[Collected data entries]
○ ○ ○ ○ ○

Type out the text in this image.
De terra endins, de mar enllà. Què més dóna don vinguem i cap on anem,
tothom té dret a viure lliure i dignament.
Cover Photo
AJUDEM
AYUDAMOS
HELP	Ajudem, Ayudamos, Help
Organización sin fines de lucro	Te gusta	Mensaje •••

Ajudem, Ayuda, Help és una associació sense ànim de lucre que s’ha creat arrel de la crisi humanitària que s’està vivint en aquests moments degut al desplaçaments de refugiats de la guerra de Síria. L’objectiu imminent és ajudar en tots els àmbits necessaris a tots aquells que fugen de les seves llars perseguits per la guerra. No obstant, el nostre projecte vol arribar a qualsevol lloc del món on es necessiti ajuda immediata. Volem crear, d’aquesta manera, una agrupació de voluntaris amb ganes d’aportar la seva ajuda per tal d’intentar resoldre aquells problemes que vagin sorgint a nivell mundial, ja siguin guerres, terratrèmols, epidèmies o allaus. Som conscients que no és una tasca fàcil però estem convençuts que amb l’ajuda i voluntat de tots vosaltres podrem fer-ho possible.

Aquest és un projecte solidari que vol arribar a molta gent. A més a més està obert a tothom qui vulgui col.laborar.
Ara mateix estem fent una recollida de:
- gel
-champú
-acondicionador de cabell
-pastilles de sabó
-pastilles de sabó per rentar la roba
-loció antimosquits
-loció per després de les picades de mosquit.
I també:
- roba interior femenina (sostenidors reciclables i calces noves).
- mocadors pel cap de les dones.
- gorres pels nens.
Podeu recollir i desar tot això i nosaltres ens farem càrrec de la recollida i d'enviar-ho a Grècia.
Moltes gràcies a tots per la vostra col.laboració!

○ ○ ○ ○ ○

◆ WORK REQUIRED
Reproduce every line above without error.

◆ FINAL ANSWER
Type out the text in this image.
De terra endins, de mar enllà. Què més dóna don vinguem i cap on anem,
tothom té dret a viure lliure i dignament.
Cover Photo
AJUDEM
AYUDAMOS
HELP	Ajudem, Ayudamos, Help
Organización sin fines de lucro	Te gusta	Mensaje •••

Ajudem, Ayuda, Help és una associació sense ànim de lucre que s’ha creat arrel de la crisi humanitària que s’està vivint en aquests moments degut al desplaçaments de refugiats de la guerra de Síria. L’objectiu imminent és ajudar en tots els àmbits necessaris a tots aquells que fugen de les seves llars perseguits per la guerra. No obstant, el nostre projecte vol arribar a qualsevol lloc del món on es necessiti ajuda immediata. Volem crear, d’aquesta manera, una agrupació de voluntaris amb ganes d’aportar la seva ajuda per tal d’intentar resoldre aquells problemes que vagin sorgint a nivell mundial, ja siguin guerres, terratrèmols, epidèmies o allaus. Som conscients que no és una tasca fàcil però estem convençuts que amb l’ajuda i voluntat de tots vosaltres podrem fer-ho possible.

Aquest és un projecte solidari que vol arribar a molta gent. A més a més està obert a tothom qui vulgui col.laborar.
Ara mateix estem fent una recollida de:
- gel
-champú
-acondicionador de cabell
-pastilles de sabó
-pastilles de sabó per rentar la roba
-loció antimosquits
-loció per després de les picades de mosquit.
I també:
- roba interior femenina (sostenidors reciclables i calces noves).
- mocadors pel cap de les dones.
- gorres pels nens.
Podeu recollir i desar tot això i nosaltres ens farem càrrec de la recollida i d'enviar-ho a Grècia.
Moltes gràcies a tots per la vostra col.laboració!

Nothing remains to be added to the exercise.